» **GIVEN INSTRUCTION**:
Output every line below without omitting or altering anything.

» **RECORDS SUPPLIED**:
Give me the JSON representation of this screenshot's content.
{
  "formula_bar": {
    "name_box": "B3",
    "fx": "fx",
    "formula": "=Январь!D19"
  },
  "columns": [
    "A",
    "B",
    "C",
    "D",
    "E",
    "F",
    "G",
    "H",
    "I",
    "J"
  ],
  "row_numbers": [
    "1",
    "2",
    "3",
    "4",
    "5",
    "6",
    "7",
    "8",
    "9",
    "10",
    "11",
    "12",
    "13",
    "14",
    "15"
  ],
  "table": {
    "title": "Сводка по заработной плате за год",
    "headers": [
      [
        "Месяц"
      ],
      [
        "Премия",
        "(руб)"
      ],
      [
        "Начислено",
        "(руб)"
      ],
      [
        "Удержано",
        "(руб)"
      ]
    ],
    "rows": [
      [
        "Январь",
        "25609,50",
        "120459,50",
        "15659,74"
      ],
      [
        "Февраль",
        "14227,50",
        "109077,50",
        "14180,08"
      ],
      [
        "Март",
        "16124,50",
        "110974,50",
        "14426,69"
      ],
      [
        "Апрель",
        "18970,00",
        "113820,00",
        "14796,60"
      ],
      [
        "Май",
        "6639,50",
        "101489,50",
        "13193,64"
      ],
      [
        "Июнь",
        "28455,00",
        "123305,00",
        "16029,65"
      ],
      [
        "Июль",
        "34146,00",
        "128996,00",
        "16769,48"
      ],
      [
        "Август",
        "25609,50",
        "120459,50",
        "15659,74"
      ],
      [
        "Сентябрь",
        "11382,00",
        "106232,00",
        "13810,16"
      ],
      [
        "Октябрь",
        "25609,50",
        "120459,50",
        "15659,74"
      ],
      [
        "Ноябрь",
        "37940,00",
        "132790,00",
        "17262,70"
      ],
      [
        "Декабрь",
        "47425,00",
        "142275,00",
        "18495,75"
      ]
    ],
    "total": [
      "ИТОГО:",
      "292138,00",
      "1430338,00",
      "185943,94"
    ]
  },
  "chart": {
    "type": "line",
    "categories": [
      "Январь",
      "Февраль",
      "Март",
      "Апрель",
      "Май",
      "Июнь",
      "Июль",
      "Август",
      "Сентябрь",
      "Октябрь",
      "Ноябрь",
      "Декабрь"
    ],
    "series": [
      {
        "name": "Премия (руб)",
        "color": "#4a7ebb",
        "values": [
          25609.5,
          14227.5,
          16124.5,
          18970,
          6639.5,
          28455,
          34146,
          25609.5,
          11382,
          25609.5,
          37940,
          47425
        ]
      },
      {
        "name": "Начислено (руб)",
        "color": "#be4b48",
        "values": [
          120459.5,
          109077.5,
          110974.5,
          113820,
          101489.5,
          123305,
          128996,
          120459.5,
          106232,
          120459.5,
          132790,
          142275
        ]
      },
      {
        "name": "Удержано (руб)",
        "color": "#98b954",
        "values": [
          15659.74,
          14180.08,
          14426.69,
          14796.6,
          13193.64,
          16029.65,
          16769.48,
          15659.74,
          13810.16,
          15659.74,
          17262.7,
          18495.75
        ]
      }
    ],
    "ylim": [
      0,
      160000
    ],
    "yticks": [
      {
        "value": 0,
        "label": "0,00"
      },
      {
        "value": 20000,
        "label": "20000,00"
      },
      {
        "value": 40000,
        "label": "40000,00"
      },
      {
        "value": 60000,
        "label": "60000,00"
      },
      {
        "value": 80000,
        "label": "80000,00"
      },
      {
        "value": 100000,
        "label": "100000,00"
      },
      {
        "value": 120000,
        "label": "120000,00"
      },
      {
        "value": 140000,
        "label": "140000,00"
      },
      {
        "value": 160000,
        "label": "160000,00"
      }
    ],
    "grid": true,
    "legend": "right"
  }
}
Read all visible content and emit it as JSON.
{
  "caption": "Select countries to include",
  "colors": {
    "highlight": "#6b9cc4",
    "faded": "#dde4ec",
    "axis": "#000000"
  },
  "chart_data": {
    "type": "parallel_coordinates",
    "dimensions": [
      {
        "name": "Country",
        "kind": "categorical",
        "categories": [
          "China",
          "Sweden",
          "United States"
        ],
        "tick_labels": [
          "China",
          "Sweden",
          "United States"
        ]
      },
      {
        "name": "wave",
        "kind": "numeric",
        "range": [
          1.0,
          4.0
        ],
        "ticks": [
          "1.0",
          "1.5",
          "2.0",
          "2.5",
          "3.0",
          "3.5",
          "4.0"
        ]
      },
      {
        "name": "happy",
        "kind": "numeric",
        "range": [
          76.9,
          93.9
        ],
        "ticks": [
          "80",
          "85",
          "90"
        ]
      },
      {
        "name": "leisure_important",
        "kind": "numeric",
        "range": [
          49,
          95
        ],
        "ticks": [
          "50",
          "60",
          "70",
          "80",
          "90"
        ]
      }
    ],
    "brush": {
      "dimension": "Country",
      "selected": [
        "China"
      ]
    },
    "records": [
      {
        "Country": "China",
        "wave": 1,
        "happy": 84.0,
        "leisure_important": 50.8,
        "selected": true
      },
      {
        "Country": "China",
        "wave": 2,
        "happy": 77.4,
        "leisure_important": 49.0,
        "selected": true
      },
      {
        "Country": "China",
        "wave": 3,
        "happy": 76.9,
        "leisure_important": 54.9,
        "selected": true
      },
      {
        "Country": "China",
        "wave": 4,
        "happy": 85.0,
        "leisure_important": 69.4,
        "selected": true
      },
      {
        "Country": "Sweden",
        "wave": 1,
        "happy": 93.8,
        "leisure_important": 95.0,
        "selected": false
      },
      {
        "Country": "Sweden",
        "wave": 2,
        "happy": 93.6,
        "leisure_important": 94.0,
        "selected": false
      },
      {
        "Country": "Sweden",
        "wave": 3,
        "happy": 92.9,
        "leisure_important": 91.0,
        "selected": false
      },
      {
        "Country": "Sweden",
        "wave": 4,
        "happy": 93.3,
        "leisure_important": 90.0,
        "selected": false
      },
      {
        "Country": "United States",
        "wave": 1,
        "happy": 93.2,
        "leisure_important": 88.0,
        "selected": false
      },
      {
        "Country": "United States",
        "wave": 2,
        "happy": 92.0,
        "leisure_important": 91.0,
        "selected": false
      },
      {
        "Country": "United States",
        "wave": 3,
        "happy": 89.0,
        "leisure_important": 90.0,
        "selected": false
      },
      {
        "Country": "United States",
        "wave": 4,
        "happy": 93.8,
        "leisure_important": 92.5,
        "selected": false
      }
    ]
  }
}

» **RESULT OF THE TASK**:
Give me the JSON representation of this screenshot's content.
{
  "formula_bar": {
    "name_box": "B3",
    "fx": "fx",
    "formula": "=Январь!D19"
  },
  "columns": [
    "A",
    "B",
    "C",
    "D",
    "E",
    "F",
    "G",
    "H",
    "I",
    "J"
  ],
  "row_numbers": [
    "1",
    "2",
    "3",
    "4",
    "5",
    "6",
    "7",
    "8",
    "9",
    "10",
    "11",
    "12",
    "13",
    "14",
    "15"
  ],
  "table": {
    "title": "Сводка по заработной плате за год",
    "headers": [
      [
        "Месяц"
      ],
      [
        "Премия",
        "(руб)"
      ],
      [
        "Начислено",
        "(руб)"
      ],
      [
        "Удержано",
        "(руб)"
      ]
    ],
    "rows": [
      [
        "Январь",
        "25609,50",
        "120459,50",
        "15659,74"
      ],
      [
        "Февраль",
        "14227,50",
        "109077,50",
        "14180,08"
      ],
      [
        "Март",
        "16124,50",
        "110974,50",
        "14426,69"
      ],
      [
        "Апрель",
        "18970,00",
        "113820,00",
        "14796,60"
      ],
      [
        "Май",
        "6639,50",
        "101489,50",
        "13193,64"
      ],
      [
        "Июнь",
        "28455,00",
        "123305,00",
        "16029,65"
      ],
      [
        "Июль",
        "34146,00",
        "128996,00",
        "16769,48"
      ],
      [
        "Август",
        "25609,50",
        "120459,50",
        "15659,74"
      ],
      [
        "Сентябрь",
        "11382,00",
        "106232,00",
        "13810,16"
      ],
      [
        "Октябрь",
        "25609,50",
        "120459,50",
        "15659,74"
      ],
      [
        "Ноябрь",
        "37940,00",
        "132790,00",
        "17262,70"
      ],
      [
        "Декабрь",
        "47425,00",
        "142275,00",
        "18495,75"
      ]
    ],
    "total": [
      "ИТОГО:",
      "292138,00",
      "1430338,00",
      "185943,94"
    ]
  },
  "chart": {
    "type": "line",
    "categories": [
      "Январь",
      "Февраль",
      "Март",
      "Апрель",
      "Май",
      "Июнь",
      "Июль",
      "Август",
      "Сентябрь",
      "Октябрь",
      "Ноябрь",
      "Декабрь"
    ],
    "series": [
      {
        "name": "Премия (руб)",
        "color": "#4a7ebb",
        "values": [
          25609.5,
          14227.5,
          16124.5,
          18970,
          6639.5,
          28455,
          34146,
          25609.5,
          11382,
          25609.5,
          37940,
          47425
        ]
      },
      {
        "name": "Начислено (руб)",
        "color": "#be4b48",
        "values": [
          120459.5,
          109077.5,
          110974.5,
          113820,
          101489.5,
          123305,
          128996,
          120459.5,
          106232,
          120459.5,
          132790,
          142275
        ]
      },
      {
        "name": "Удержано (руб)",
        "color": "#98b954",
        "values": [
          15659.74,
          14180.08,
          14426.69,
          14796.6,
          13193.64,
          16029.65,
          16769.48,
          15659.74,
          13810.16,
          15659.74,
          17262.7,
          18495.75
        ]
      }
    ],
    "ylim": [
      0,
      160000
    ],
    "yticks": [
      {
        "value": 0,
        "label": "0,00"
      },
      {
        "value": 20000,
        "label": "20000,00"
      },
      {
        "value": 40000,
        "label": "40000,00"
      },
      {
        "value": 60000,
        "label": "60000,00"
      },
      {
        "value": 80000,
        "label": "80000,00"
      },
      {
        "value": 100000,
        "label": "100000,00"
      },
      {
        "value": 120000,
        "label": "120000,00"
      },
      {
        "value": 140000,
        "label": "140000,00"
      },
      {
        "value": 160000,
        "label": "160000,00"
      }
    ],
    "grid": true,
    "legend": "right"
  }
}
Read all visible content and emit it as JSON.
{
  "caption": "Select countries to include",
  "colors": {
    "highlight": "#6b9cc4",
    "faded": "#dde4ec",
    "axis": "#000000"
  },
  "chart_data": {
    "type": "parallel_coordinates",
    "dimensions": [
      {
        "name": "Country",
        "kind": "categorical",
        "categories": [
          "China",
          "Sweden",
          "United States"
        ],
        "tick_labels": [
          "China",
          "Sweden",
          "United States"
        ]
      },
      {
        "name": "wave",
        "kind": "numeric",
        "range": [
          1.0,
          4.0
        ],
        "ticks": [
          "1.0",
          "1.5",
          "2.0",
          "2.5",
          "3.0",
          "3.5",
          "4.0"
        ]
      },
      {
        "name": "happy",
        "kind": "numeric",
        "range": [
          76.9,
          93.9
        ],
        "ticks": [
          "80",
          "85",
          "90"
        ]
      },
      {
        "name": "leisure_important",
        "kind": "numeric",
        "range": [
          49,
          95
        ],
        "ticks": [
          "50",
          "60",
          "70",
          "80",
          "90"
        ]
      }
    ],
    "brush": {
      "dimension": "Country",
      "selected": [
        "China"
      ]
    },
    "records": [
      {
        "Country": "China",
        "wave": 1,
        "happy": 84.0,
        "leisure_important": 50.8,
        "selected": true
      },
      {
        "Country": "China",
        "wave": 2,
        "happy": 77.4,
        "leisure_important": 49.0,
        "selected": true
      },
      {
        "Country": "China",
        "wave": 3,
        "happy": 76.9,
        "leisure_important": 54.9,
        "selected": true
      },
      {
        "Country": "China",
        "wave": 4,
        "happy": 85.0,
        "leisure_important": 69.4,
        "selected": true
      },
      {
        "Country": "Sweden",
        "wave": 1,
        "happy": 93.8,
        "leisure_important": 95.0,
        "selected": false
      },
      {
        "Country": "Sweden",
        "wave": 2,
        "happy": 93.6,
        "leisure_important": 94.0,
        "selected": false
      },
      {
        "Country": "Sweden",
        "wave": 3,
        "happy": 92.9,
        "leisure_important": 91.0,
        "selected": false
      },
      {
        "Country": "Sweden",
        "wave": 4,
        "happy": 93.3,
        "leisure_important": 90.0,
        "selected": false
      },
      {
        "Country": "United States",
        "wave": 1,
        "happy": 93.2,
        "leisure_important": 88.0,
        "selected": false
      },
      {
        "Country": "United States",
        "wave": 2,
        "happy": 92.0,
        "leisure_important": 91.0,
        "selected": false
      },
      {
        "Country": "United States",
        "wave": 3,
        "happy": 89.0,
        "leisure_important": 90.0,
        "selected": false
      },
      {
        "Country": "United States",
        "wave": 4,
        "happy": 93.8,
        "leisure_important": 92.5,
        "selected": false
      }
    ]
  }
}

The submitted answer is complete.